▶ _SOURCE MATERIAL_:
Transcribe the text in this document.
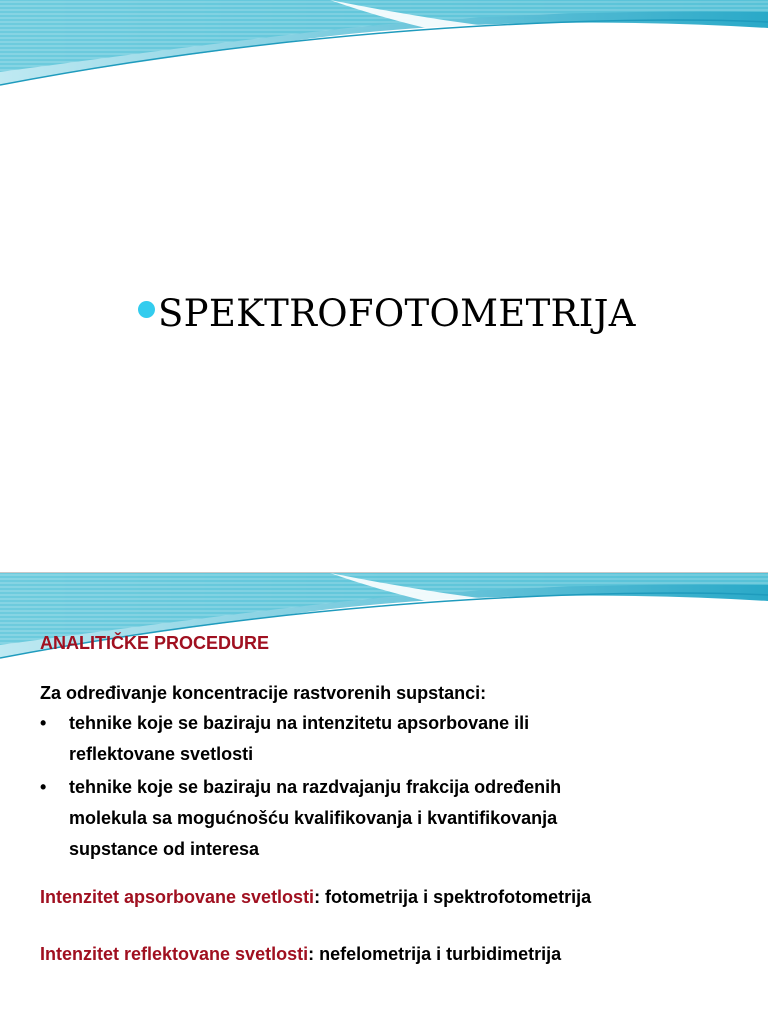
SPEKTROFOTOMETRIJA
ANALITIČKE PROCEDURE
Za određivanje koncentracije rastvorenih supstanci:
• tehnike koje se baziraju na intenzitetu apsorbovane ili
reflektovane svetlosti
• tehnike koje se baziraju na razdvajanju frakcija određenih
molekula sa mogućnošću kvalifikovanja i kvantifikovanja
supstance od interesa
Intenzitet apsorbovane svetlosti: fotometrija i spektrofotometrija
Intenzitet reflektovane svetlosti: nefelometrija i turbidimetrija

▶ _DO THIS_: Take every line that includes the string "baziraju" and copy it.

▶ _SOLUTION FOR THIS EXERCISE_:
• tehnike koje se baziraju na intenzitetu apsorbovane ili
• tehnike koje se baziraju na razdvajanju frakcija određenih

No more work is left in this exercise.